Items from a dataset
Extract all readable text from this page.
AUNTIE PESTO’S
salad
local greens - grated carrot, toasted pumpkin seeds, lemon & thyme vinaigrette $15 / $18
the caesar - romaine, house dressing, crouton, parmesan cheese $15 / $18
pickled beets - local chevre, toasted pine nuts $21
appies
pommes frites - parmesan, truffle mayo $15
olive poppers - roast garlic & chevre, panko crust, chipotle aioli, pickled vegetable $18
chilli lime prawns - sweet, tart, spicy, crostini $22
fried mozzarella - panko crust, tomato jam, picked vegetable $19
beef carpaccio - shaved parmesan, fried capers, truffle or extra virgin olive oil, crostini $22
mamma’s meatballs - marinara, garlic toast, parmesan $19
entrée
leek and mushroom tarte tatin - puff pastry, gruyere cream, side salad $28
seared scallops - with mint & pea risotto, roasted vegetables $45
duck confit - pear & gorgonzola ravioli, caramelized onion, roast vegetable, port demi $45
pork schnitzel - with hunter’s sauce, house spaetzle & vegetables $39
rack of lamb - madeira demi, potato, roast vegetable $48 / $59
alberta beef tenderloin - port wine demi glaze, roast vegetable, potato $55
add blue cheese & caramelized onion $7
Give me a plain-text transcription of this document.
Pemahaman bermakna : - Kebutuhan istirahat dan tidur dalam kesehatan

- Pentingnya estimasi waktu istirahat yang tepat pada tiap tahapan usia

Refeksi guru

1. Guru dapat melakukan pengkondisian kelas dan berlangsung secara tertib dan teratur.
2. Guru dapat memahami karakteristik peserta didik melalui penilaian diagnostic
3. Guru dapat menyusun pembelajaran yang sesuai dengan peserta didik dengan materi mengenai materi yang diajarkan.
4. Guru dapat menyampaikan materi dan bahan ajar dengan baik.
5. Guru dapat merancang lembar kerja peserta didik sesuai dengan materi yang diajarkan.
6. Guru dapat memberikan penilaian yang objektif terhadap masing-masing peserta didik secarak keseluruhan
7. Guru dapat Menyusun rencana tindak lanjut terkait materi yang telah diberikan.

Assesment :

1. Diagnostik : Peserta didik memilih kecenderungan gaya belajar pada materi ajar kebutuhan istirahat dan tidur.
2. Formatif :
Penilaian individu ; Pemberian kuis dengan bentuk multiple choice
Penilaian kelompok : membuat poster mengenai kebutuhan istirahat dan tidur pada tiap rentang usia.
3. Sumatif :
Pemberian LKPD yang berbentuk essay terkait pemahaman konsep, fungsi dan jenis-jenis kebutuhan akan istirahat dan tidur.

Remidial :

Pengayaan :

Required task: Each line of the listing should be echoed back exactly.

Expected output:
Extract all readable text from this page.
AUNTIE PESTO’S
salad
local greens - grated carrot, toasted pumpkin seeds, lemon & thyme vinaigrette $15 / $18
the caesar - romaine, house dressing, crouton, parmesan cheese $15 / $18
pickled beets - local chevre, toasted pine nuts $21
appies
pommes frites - parmesan, truffle mayo $15
olive poppers - roast garlic & chevre, panko crust, chipotle aioli, pickled vegetable $18
chilli lime prawns - sweet, tart, spicy, crostini $22
fried mozzarella - panko crust, tomato jam, picked vegetable $19
beef carpaccio - shaved parmesan, fried capers, truffle or extra virgin olive oil, crostini $22
mamma’s meatballs - marinara, garlic toast, parmesan $19
entrée
leek and mushroom tarte tatin - puff pastry, gruyere cream, side salad $28
seared scallops - with mint & pea risotto, roasted vegetables $45
duck confit - pear & gorgonzola ravioli, caramelized onion, roast vegetable, port demi $45
pork schnitzel - with hunter’s sauce, house spaetzle & vegetables $39
rack of lamb - madeira demi, potato, roast vegetable $48 / $59
alberta beef tenderloin - port wine demi glaze, roast vegetable, potato $55
add blue cheese & caramelized onion $7
Give me a plain-text transcription of this document.
Pemahaman bermakna : - Kebutuhan istirahat dan tidur dalam kesehatan

- Pentingnya estimasi waktu istirahat yang tepat pada tiap tahapan usia

Refeksi guru

1. Guru dapat melakukan pengkondisian kelas dan berlangsung secara tertib dan teratur.
2. Guru dapat memahami karakteristik peserta didik melalui penilaian diagnostic
3. Guru dapat menyusun pembelajaran yang sesuai dengan peserta didik dengan materi mengenai materi yang diajarkan.
4. Guru dapat menyampaikan materi dan bahan ajar dengan baik.
5. Guru dapat merancang lembar kerja peserta didik sesuai dengan materi yang diajarkan.
6. Guru dapat memberikan penilaian yang objektif terhadap masing-masing peserta didik secarak keseluruhan
7. Guru dapat Menyusun rencana tindak lanjut terkait materi yang telah diberikan.

Assesment :

1. Diagnostik : Peserta didik memilih kecenderungan gaya belajar pada materi ajar kebutuhan istirahat dan tidur.
2. Formatif :
Penilaian individu ; Pemberian kuis dengan bentuk multiple choice
Penilaian kelompok : membuat poster mengenai kebutuhan istirahat dan tidur pada tiap rentang usia.
3. Sumatif :
Pemberian LKPD yang berbentuk essay terkait pemahaman konsep, fungsi dan jenis-jenis kebutuhan akan istirahat dan tidur.

Remidial :

Pengayaan :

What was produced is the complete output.